OBJECTIVE:
Every line holding the string "chevron" should be gathered.

Collected data entries:
╭──

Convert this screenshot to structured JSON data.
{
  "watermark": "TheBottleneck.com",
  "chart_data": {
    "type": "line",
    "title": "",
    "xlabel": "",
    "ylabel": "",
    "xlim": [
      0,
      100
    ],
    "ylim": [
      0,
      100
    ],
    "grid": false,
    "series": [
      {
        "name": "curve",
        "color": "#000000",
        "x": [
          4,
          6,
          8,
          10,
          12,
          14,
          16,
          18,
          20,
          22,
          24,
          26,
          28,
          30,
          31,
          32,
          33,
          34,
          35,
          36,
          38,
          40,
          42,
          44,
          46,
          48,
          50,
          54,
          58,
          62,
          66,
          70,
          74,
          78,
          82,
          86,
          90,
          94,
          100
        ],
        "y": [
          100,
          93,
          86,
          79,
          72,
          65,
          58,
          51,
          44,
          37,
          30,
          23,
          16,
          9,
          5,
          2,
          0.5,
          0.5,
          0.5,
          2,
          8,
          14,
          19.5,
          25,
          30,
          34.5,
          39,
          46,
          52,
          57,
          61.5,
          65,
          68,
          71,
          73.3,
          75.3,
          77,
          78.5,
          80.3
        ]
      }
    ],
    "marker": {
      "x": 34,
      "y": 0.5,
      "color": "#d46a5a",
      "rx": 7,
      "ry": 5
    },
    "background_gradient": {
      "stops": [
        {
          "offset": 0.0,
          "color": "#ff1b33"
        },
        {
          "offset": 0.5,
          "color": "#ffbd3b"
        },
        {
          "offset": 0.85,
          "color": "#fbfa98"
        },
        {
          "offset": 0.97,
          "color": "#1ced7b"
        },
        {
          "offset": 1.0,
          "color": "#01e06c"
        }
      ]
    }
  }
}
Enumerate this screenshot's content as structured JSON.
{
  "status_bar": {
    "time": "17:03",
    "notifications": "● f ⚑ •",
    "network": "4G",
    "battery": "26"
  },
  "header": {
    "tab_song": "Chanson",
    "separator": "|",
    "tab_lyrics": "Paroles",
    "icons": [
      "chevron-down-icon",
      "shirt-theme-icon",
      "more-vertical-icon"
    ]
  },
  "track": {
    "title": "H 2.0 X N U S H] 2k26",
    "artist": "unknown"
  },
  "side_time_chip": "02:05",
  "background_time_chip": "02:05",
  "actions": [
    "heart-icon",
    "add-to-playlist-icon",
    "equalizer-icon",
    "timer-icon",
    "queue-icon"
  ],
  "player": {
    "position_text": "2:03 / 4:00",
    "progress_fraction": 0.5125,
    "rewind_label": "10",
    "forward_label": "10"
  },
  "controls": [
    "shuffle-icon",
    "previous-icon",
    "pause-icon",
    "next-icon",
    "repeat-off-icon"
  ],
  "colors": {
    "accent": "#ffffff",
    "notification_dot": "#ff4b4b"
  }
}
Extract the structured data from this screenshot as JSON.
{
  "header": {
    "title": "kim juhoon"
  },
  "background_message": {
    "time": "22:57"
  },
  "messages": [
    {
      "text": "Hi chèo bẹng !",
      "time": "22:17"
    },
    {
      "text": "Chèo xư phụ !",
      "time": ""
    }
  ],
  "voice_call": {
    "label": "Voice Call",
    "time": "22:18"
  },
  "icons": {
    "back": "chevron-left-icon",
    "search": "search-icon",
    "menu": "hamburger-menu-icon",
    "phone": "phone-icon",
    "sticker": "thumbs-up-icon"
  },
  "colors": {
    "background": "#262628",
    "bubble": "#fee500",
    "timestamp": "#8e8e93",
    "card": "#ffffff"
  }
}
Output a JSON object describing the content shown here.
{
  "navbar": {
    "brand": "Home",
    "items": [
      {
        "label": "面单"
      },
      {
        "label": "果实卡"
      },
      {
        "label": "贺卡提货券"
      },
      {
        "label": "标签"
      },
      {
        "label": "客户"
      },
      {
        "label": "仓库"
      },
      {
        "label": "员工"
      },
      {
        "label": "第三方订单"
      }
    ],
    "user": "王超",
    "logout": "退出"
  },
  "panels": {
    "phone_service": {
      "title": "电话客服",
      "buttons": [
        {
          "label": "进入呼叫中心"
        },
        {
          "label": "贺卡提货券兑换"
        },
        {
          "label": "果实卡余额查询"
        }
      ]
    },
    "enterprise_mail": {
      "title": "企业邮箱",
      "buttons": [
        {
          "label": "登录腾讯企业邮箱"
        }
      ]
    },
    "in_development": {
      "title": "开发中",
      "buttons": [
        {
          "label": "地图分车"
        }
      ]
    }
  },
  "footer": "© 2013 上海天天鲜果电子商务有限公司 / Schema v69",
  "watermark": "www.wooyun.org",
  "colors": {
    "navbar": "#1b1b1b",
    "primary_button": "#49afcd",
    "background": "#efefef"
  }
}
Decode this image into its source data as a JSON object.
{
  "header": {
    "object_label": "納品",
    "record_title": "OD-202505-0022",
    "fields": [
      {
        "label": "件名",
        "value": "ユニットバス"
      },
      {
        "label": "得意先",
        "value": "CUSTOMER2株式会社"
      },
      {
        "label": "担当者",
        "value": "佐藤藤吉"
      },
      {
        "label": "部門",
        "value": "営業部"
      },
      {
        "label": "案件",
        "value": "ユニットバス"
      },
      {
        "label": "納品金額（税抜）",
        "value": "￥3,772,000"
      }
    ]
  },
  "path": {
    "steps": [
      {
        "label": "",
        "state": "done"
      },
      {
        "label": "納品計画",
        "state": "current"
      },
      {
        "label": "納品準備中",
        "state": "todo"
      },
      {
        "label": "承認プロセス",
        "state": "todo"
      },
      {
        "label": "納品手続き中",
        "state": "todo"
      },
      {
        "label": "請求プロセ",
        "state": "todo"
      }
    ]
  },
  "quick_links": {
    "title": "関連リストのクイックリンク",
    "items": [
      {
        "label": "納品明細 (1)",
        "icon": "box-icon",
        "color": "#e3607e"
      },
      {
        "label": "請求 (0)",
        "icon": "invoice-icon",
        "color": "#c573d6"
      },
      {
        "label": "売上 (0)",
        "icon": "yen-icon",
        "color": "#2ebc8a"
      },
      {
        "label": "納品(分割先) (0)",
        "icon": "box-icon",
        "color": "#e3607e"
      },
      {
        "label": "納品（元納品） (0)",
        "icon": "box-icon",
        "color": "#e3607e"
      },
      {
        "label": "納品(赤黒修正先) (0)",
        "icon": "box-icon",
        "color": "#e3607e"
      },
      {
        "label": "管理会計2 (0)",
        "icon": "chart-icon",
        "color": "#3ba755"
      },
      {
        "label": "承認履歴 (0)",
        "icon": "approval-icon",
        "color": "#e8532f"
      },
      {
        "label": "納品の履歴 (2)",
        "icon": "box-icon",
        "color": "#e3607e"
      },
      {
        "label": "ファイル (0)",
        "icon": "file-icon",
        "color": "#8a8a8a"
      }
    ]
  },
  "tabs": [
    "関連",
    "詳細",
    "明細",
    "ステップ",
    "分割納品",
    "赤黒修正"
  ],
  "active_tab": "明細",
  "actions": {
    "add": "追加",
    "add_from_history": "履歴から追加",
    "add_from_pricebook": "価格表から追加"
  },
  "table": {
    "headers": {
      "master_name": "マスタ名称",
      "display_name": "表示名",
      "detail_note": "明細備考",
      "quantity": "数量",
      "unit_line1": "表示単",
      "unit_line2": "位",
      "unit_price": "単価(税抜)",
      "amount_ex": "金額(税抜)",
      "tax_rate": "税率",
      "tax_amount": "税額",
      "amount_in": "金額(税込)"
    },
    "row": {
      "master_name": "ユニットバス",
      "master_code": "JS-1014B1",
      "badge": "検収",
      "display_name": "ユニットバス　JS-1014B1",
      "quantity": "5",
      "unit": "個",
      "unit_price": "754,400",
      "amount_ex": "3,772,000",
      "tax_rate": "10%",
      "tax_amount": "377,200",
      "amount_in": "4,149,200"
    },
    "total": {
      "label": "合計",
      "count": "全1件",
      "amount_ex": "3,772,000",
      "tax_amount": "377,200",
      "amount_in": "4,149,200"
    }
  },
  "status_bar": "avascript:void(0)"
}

╰──

THE OUTPUT:
      "chevron-down-icon",
    "back": "chevron-left-icon",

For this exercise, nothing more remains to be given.